* **What you should do**: Output the records. Match them exactly.

* **Extracts from a graphics dataset**:
======

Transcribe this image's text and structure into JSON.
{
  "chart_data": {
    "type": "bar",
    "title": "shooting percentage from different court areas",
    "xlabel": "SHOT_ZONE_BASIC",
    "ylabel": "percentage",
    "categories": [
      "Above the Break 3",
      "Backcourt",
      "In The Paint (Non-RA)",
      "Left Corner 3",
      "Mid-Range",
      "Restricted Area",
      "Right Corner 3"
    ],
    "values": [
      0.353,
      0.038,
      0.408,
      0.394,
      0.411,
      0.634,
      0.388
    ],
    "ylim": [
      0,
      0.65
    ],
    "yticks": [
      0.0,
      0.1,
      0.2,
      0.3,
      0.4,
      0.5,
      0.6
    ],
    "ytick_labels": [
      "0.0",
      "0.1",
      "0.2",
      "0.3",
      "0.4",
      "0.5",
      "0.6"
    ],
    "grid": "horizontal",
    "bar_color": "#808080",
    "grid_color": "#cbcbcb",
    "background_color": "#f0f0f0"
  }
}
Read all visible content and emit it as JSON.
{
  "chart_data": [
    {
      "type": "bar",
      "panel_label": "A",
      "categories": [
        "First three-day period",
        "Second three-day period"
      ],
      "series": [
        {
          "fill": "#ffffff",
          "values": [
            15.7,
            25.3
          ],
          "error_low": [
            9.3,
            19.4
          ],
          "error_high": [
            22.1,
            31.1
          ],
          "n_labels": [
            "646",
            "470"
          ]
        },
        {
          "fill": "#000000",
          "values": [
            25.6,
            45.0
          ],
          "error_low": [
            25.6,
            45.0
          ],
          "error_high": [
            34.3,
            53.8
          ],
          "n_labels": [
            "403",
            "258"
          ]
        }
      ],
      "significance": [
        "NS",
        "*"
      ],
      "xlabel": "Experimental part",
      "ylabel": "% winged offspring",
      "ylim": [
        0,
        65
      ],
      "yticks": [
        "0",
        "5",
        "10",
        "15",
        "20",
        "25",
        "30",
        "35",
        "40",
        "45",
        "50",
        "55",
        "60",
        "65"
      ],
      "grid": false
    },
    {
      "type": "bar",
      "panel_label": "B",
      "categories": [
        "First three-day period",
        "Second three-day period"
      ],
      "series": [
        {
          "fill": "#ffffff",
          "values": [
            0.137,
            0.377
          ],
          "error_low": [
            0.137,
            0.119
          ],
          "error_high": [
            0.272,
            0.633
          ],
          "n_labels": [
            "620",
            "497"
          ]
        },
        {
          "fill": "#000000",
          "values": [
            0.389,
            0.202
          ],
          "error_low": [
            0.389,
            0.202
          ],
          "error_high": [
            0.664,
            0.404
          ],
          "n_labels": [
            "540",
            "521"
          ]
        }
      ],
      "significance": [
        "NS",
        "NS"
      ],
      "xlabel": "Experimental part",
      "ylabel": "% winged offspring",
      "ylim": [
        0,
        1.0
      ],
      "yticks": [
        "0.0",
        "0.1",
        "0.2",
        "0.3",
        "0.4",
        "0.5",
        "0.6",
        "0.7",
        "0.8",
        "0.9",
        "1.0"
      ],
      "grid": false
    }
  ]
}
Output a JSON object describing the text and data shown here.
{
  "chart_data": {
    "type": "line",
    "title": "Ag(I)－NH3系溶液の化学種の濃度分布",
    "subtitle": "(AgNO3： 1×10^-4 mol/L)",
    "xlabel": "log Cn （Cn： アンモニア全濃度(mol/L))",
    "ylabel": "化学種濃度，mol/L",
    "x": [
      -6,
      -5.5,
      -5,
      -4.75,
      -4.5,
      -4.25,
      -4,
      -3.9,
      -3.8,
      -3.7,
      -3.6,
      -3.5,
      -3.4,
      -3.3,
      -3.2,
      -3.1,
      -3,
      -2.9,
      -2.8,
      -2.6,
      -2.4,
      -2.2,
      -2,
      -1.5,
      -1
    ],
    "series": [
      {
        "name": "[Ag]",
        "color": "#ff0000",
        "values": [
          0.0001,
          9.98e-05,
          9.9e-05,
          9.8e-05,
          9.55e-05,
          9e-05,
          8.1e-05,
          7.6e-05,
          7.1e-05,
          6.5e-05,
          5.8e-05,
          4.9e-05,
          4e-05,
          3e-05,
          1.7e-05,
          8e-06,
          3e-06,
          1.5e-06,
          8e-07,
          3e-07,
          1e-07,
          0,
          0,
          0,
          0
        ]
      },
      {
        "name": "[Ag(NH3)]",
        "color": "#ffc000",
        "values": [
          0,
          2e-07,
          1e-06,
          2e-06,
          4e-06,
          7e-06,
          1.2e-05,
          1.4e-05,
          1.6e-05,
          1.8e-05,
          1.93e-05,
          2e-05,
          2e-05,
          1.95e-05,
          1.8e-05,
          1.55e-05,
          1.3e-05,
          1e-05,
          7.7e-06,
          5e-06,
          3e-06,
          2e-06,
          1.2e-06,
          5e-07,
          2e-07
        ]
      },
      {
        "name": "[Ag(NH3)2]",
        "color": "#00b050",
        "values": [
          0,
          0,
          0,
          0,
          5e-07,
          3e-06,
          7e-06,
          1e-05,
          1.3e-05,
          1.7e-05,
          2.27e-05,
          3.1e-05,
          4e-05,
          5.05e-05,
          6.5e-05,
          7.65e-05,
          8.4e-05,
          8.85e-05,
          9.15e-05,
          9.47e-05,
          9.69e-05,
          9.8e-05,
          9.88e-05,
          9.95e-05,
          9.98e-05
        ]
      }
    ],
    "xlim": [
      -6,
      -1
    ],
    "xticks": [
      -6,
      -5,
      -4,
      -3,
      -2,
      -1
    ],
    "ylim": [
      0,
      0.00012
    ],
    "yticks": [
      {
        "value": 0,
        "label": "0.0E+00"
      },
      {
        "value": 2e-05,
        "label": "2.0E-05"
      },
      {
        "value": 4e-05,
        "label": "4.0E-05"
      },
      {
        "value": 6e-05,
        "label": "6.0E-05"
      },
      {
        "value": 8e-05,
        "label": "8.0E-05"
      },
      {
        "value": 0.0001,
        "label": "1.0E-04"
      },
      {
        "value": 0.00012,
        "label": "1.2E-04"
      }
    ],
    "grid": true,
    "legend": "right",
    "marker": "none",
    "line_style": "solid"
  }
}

======

* **The answer**:
Transcribe this image's text and structure into JSON.
{
  "chart_data": {
    "type": "bar",
    "title": "shooting percentage from different court areas",
    "xlabel": "SHOT_ZONE_BASIC",
    "ylabel": "percentage",
    "categories": [
      "Above the Break 3",
      "Backcourt",
      "In The Paint (Non-RA)",
      "Left Corner 3",
      "Mid-Range",
      "Restricted Area",
      "Right Corner 3"
    ],
    "values": [
      0.353,
      0.038,
      0.408,
      0.394,
      0.411,
      0.634,
      0.388
    ],
    "ylim": [
      0,
      0.65
    ],
    "yticks": [
      0.0,
      0.1,
      0.2,
      0.3,
      0.4,
      0.5,
      0.6
    ],
    "ytick_labels": [
      "0.0",
      "0.1",
      "0.2",
      "0.3",
      "0.4",
      "0.5",
      "0.6"
    ],
    "grid": "horizontal",
    "bar_color": "#808080",
    "grid_color": "#cbcbcb",
    "background_color": "#f0f0f0"
  }
}
Read all visible content and emit it as JSON.
{
  "chart_data": [
    {
      "type": "bar",
      "panel_label": "A",
      "categories": [
        "First three-day period",
        "Second three-day period"
      ],
      "series": [
        {
          "fill": "#ffffff",
          "values": [
            15.7,
            25.3
          ],
          "error_low": [
            9.3,
            19.4
          ],
          "error_high": [
            22.1,
            31.1
          ],
          "n_labels": [
            "646",
            "470"
          ]
        },
        {
          "fill": "#000000",
          "values": [
            25.6,
            45.0
          ],
          "error_low": [
            25.6,
            45.0
          ],
          "error_high": [
            34.3,
            53.8
          ],
          "n_labels": [
            "403",
            "258"
          ]
        }
      ],
      "significance": [
        "NS",
        "*"
      ],
      "xlabel": "Experimental part",
      "ylabel": "% winged offspring",
      "ylim": [
        0,
        65
      ],
      "yticks": [
        "0",
        "5",
        "10",
        "15",
        "20",
        "25",
        "30",
        "35",
        "40",
        "45",
        "50",
        "55",
        "60",
        "65"
      ],
      "grid": false
    },
    {
      "type": "bar",
      "panel_label": "B",
      "categories": [
        "First three-day period",
        "Second three-day period"
      ],
      "series": [
        {
          "fill": "#ffffff",
          "values": [
            0.137,
            0.377
          ],
          "error_low": [
            0.137,
            0.119
          ],
          "error_high": [
            0.272,
            0.633
          ],
          "n_labels": [
            "620",
            "497"
          ]
        },
        {
          "fill": "#000000",
          "values": [
            0.389,
            0.202
          ],
          "error_low": [
            0.389,
            0.202
          ],
          "error_high": [
            0.664,
            0.404
          ],
          "n_labels": [
            "540",
            "521"
          ]
        }
      ],
      "significance": [
        "NS",
        "NS"
      ],
      "xlabel": "Experimental part",
      "ylabel": "% winged offspring",
      "ylim": [
        0,
        1.0
      ],
      "yticks": [
        "0.0",
        "0.1",
        "0.2",
        "0.3",
        "0.4",
        "0.5",
        "0.6",
        "0.7",
        "0.8",
        "0.9",
        "1.0"
      ],
      "grid": false
    }
  ]
}
Output a JSON object describing the text and data shown here.
{
  "chart_data": {
    "type": "line",
    "title": "Ag(I)－NH3系溶液の化学種の濃度分布",
    "subtitle": "(AgNO3： 1×10^-4 mol/L)",
    "xlabel": "log Cn （Cn： アンモニア全濃度(mol/L))",
    "ylabel": "化学種濃度，mol/L",
    "x": [
      -6,
      -5.5,
      -5,
      -4.75,
      -4.5,
      -4.25,
      -4,
      -3.9,
      -3.8,
      -3.7,
      -3.6,
      -3.5,
      -3.4,
      -3.3,
      -3.2,
      -3.1,
      -3,
      -2.9,
      -2.8,
      -2.6,
      -2.4,
      -2.2,
      -2,
      -1.5,
      -1
    ],
    "series": [
      {
        "name": "[Ag]",
        "color": "#ff0000",
        "values": [
          0.0001,
          9.98e-05,
          9.9e-05,
          9.8e-05,
          9.55e-05,
          9e-05,
          8.1e-05,
          7.6e-05,
          7.1e-05,
          6.5e-05,
          5.8e-05,
          4.9e-05,
          4e-05,
          3e-05,
          1.7e-05,
          8e-06,
          3e-06,
          1.5e-06,
          8e-07,
          3e-07,
          1e-07,
          0,
          0,
          0,
          0
        ]
      },
      {
        "name": "[Ag(NH3)]",
        "color": "#ffc000",
        "values": [
          0,
          2e-07,
          1e-06,
          2e-06,
          4e-06,
          7e-06,
          1.2e-05,
          1.4e-05,
          1.6e-05,
          1.8e-05,
          1.93e-05,
          2e-05,
          2e-05,
          1.95e-05,
          1.8e-05,
          1.55e-05,
          1.3e-05,
          1e-05,
          7.7e-06,
          5e-06,
          3e-06,
          2e-06,
          1.2e-06,
          5e-07,
          2e-07
        ]
      },
      {
        "name": "[Ag(NH3)2]",
        "color": "#00b050",
        "values": [
          0,
          0,
          0,
          0,
          5e-07,
          3e-06,
          7e-06,
          1e-05,
          1.3e-05,
          1.7e-05,
          2.27e-05,
          3.1e-05,
          4e-05,
          5.05e-05,
          6.5e-05,
          7.65e-05,
          8.4e-05,
          8.85e-05,
          9.15e-05,
          9.47e-05,
          9.69e-05,
          9.8e-05,
          9.88e-05,
          9.95e-05,
          9.98e-05
        ]
      }
    ],
    "xlim": [
      -6,
      -1
    ],
    "xticks": [
      -6,
      -5,
      -4,
      -3,
      -2,
      -1
    ],
    "ylim": [
      0,
      0.00012
    ],
    "yticks": [
      {
        "value": 0,
        "label": "0.0E+00"
      },
      {
        "value": 2e-05,
        "label": "2.0E-05"
      },
      {
        "value": 4e-05,
        "label": "4.0E-05"
      },
      {
        "value": 6e-05,
        "label": "6.0E-05"
      },
      {
        "value": 8e-05,
        "label": "8.0E-05"
      },
      {
        "value": 0.0001,
        "label": "1.0E-04"
      },
      {
        "value": 0.00012,
        "label": "1.2E-04"
      }
    ],
    "grid": true,
    "legend": "right",
    "marker": "none",
    "line_style": "solid"
  }
}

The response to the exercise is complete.